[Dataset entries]

++++++

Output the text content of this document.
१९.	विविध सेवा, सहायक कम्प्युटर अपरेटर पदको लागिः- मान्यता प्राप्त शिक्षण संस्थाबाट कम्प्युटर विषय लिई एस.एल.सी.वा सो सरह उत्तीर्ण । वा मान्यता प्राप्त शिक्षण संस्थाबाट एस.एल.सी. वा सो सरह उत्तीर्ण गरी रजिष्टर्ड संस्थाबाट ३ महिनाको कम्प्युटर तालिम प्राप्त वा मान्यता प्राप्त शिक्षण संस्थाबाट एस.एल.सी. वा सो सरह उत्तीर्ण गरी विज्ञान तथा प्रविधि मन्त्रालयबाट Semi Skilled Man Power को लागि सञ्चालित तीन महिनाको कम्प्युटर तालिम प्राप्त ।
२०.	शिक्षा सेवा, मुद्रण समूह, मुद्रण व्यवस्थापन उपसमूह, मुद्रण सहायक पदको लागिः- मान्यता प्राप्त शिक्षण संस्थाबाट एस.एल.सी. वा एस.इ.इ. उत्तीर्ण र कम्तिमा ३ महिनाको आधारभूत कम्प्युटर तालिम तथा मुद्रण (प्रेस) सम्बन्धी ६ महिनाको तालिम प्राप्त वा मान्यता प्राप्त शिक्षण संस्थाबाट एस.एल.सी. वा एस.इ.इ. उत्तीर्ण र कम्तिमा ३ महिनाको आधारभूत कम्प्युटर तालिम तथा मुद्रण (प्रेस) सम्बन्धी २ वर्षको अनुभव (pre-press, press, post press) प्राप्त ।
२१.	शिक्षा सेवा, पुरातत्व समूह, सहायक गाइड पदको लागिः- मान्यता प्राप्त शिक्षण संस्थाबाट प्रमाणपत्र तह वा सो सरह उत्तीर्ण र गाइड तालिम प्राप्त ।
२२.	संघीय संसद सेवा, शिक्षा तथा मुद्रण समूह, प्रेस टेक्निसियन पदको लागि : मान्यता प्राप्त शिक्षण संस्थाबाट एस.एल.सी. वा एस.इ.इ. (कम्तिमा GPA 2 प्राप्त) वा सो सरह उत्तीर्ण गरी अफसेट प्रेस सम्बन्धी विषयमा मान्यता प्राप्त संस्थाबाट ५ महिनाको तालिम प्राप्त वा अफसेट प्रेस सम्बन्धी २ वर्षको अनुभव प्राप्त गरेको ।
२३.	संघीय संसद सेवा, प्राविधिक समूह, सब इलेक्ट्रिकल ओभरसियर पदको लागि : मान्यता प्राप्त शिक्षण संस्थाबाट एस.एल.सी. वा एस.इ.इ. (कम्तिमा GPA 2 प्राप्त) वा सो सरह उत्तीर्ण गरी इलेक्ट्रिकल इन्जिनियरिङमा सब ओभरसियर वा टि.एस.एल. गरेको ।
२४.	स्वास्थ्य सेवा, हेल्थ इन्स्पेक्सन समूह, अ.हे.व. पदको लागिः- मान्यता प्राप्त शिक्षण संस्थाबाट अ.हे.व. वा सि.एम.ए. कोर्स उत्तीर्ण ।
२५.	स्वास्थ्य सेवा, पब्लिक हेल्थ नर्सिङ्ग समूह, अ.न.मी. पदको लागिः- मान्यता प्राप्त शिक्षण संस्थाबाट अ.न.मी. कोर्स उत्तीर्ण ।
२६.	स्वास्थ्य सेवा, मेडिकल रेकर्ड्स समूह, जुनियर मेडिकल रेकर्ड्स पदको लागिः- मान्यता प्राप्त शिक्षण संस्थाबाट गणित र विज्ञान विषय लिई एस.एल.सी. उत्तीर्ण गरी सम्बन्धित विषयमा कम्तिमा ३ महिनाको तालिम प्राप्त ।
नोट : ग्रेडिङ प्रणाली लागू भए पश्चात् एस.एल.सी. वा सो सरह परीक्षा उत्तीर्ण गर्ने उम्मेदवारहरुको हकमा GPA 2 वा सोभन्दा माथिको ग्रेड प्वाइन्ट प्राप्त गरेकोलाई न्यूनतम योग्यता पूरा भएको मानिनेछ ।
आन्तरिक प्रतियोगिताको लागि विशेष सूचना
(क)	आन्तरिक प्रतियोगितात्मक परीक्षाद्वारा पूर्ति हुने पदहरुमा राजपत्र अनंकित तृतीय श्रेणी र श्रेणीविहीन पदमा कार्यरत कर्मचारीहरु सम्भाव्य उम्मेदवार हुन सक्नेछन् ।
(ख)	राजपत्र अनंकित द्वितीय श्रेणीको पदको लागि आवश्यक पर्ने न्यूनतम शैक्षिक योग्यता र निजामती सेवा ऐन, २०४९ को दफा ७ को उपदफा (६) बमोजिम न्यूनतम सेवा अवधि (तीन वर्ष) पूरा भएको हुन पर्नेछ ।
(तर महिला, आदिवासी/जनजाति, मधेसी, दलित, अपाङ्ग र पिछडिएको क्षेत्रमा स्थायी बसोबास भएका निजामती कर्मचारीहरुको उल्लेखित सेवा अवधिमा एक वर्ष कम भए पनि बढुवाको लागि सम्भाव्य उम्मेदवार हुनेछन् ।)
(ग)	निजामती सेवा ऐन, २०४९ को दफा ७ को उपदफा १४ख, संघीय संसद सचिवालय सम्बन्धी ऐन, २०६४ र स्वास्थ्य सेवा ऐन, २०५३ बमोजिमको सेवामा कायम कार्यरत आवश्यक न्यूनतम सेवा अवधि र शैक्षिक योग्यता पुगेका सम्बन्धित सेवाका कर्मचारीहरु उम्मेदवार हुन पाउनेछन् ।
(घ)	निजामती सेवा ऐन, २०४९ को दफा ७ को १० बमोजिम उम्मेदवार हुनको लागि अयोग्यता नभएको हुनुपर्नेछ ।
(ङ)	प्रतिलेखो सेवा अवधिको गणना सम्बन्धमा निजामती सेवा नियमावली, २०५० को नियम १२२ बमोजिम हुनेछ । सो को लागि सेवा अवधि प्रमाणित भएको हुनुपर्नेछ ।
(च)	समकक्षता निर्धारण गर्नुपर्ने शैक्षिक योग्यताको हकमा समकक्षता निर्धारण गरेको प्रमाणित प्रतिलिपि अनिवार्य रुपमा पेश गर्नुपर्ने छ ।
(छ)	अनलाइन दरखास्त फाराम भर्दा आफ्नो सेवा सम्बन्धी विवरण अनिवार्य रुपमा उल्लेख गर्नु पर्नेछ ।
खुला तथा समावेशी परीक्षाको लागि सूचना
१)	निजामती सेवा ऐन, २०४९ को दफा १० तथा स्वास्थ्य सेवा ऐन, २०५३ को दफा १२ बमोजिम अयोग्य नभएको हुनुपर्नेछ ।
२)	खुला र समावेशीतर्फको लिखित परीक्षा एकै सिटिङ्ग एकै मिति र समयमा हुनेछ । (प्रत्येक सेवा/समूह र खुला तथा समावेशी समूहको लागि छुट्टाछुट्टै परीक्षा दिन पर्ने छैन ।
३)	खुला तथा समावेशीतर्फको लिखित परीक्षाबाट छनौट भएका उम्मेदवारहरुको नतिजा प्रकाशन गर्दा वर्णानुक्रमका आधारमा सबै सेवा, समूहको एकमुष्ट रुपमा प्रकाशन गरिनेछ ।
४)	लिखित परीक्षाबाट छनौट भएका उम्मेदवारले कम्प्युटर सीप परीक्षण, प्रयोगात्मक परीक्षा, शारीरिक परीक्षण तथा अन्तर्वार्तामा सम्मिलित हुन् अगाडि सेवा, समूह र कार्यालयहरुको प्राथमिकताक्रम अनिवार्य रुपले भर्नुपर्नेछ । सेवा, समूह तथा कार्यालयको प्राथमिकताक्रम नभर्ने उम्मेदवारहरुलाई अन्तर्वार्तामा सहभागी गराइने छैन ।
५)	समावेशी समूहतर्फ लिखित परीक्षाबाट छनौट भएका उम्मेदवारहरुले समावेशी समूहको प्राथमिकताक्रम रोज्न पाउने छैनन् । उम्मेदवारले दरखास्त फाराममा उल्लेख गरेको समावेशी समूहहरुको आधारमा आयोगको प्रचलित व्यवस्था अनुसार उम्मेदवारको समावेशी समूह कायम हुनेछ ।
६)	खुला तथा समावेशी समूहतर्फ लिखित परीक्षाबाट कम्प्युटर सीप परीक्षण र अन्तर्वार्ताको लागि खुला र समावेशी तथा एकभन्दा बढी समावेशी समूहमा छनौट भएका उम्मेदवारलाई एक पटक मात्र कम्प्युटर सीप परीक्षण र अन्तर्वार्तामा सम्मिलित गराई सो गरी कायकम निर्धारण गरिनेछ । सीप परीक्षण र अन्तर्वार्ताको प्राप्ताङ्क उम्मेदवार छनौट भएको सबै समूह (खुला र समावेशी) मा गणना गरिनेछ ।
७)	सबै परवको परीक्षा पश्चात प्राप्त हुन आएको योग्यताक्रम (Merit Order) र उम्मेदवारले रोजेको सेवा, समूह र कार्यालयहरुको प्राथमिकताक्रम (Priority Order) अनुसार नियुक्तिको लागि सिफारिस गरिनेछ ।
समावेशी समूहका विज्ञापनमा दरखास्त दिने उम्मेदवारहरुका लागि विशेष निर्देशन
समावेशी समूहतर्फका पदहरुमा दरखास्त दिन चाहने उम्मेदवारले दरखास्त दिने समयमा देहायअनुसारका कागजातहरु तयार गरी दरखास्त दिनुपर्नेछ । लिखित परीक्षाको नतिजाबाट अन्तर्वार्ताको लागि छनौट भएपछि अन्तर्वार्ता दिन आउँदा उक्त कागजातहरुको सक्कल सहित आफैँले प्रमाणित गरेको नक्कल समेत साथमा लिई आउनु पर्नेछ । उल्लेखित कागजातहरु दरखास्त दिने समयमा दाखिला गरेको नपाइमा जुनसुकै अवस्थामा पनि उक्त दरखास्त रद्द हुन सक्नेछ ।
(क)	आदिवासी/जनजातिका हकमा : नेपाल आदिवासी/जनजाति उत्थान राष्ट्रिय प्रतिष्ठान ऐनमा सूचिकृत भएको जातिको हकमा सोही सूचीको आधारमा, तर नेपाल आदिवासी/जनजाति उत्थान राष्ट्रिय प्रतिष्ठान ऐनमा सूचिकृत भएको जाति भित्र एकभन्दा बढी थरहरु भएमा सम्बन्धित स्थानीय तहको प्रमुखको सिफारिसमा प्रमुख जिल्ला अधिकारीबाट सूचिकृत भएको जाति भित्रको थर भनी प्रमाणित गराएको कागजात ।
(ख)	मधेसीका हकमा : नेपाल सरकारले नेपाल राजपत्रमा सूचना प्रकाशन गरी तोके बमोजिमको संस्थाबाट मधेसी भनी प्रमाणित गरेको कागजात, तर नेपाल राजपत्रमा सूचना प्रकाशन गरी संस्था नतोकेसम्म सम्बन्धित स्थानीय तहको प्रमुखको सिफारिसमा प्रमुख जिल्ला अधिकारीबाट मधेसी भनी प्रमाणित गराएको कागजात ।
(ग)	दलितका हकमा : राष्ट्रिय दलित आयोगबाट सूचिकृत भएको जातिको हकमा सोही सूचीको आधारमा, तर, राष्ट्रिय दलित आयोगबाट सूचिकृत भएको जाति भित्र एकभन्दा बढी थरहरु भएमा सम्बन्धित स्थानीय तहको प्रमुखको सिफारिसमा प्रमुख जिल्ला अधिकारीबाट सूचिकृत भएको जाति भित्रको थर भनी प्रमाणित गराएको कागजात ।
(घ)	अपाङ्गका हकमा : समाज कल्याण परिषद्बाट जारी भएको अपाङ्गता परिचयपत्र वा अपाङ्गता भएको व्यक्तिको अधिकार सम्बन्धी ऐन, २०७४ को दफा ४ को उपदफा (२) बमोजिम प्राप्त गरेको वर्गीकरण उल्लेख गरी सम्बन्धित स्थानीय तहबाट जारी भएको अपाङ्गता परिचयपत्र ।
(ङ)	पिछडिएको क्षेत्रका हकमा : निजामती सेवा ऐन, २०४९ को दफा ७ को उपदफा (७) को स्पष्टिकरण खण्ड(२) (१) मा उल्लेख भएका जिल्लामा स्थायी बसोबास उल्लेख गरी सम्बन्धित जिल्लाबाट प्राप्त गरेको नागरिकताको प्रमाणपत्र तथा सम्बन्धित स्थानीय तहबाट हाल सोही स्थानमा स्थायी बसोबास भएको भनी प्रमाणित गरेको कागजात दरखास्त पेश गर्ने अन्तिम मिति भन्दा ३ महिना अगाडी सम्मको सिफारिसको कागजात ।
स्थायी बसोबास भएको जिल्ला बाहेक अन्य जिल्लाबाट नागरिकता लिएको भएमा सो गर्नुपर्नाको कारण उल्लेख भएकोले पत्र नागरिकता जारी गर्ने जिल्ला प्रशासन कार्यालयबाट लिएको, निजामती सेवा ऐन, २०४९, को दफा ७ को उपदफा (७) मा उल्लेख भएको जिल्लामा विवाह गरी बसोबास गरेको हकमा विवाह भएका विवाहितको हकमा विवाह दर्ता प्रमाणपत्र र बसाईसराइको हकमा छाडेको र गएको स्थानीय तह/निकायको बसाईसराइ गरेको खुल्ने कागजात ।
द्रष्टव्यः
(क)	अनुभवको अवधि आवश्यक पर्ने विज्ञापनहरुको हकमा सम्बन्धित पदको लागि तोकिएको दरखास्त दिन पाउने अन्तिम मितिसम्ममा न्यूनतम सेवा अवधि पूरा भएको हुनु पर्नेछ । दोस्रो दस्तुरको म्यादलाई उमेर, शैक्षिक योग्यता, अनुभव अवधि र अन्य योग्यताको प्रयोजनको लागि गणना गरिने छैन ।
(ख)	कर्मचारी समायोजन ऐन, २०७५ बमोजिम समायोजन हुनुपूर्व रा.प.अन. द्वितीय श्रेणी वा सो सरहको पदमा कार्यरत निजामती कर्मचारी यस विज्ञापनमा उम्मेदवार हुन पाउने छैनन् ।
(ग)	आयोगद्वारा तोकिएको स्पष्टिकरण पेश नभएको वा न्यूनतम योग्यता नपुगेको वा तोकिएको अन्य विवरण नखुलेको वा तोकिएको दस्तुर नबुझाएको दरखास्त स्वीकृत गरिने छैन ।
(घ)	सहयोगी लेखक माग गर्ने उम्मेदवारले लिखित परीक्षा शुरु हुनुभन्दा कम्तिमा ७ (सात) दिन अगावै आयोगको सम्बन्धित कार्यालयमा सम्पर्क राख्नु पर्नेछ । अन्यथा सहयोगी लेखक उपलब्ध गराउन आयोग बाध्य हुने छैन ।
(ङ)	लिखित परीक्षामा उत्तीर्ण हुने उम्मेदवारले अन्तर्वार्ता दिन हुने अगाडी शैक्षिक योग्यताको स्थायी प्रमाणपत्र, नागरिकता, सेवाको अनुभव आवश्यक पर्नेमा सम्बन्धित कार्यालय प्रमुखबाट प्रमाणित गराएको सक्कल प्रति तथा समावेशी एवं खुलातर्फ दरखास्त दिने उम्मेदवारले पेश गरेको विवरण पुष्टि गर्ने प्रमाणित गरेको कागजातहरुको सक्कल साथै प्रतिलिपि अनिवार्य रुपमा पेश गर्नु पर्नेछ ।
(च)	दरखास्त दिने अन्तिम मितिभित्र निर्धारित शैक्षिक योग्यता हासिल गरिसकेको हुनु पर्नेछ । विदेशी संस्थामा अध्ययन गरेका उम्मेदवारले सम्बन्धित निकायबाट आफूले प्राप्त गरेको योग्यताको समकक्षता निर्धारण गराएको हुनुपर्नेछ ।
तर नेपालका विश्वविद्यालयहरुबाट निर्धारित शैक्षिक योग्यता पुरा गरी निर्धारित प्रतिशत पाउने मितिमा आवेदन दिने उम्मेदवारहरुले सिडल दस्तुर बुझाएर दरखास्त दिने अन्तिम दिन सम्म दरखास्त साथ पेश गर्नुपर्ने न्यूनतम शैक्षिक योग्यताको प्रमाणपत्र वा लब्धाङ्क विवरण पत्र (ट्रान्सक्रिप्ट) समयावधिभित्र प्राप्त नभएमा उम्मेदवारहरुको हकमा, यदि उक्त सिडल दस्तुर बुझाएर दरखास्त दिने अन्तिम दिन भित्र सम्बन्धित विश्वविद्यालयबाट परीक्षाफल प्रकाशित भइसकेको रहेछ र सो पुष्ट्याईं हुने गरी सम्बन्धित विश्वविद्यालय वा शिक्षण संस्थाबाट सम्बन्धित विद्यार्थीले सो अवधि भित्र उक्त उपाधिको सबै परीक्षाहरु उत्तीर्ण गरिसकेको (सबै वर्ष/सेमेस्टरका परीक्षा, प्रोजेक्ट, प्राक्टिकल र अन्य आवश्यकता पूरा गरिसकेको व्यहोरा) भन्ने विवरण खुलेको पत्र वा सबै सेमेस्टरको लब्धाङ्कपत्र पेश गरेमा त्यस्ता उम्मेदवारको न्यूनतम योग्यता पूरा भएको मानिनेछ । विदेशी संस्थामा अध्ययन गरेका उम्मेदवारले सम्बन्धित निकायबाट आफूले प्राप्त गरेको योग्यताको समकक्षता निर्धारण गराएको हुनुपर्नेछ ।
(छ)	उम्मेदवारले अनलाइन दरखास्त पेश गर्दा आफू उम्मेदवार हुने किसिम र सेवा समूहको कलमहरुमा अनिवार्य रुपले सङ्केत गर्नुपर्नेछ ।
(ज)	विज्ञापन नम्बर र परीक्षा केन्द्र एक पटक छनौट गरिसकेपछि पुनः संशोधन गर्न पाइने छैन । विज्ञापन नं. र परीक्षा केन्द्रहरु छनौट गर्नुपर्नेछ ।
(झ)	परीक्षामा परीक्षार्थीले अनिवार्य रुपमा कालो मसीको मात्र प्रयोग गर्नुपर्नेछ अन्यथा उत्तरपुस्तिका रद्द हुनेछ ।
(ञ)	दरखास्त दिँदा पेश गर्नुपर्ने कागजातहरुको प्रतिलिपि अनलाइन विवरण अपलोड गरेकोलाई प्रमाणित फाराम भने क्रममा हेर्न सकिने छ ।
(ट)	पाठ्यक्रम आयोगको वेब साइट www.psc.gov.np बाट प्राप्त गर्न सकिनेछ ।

++++++

Show each line in the entries that holds the string "पदहर".

(क)	आन्तरिक प्रतियोगितात्मक परीक्षाद्वारा पूर्ति हुने पदहरुमा राजपत्र अनंकित तृतीय श्रेणी र श्रेणीविहीन पदमा कार्यरत कर्मचारीहरु सम्भाव्य उम्मेदवार हुन सक्नेछन् ।
समावेशी समूहतर्फका पदहरुमा दरखास्त दिन चाहने उम्मेदवारले दरखास्त दिने समयमा देहायअनुसारका कागजातहरु तयार गरी दरखास्त दिनुपर्नेछ । लिखित परीक्षाको नतिजाबाट अन्तर्वार्ताको लागि छनौट भएपछि अन्तर्वार्ता दिन आउँदा उक्त कागजातहरुको सक्कल सहित आफैँले प्रमाणित गरेको नक्कल समेत साथमा लिई आउनु पर्नेछ । उल्लेखित कागजातहरु दरखास्त दिने समयमा दाखिला गरेको नपाइमा जुनसुकै अवस्थामा पनि उक्त दरखास्त रद्द हुन सक्नेछ ।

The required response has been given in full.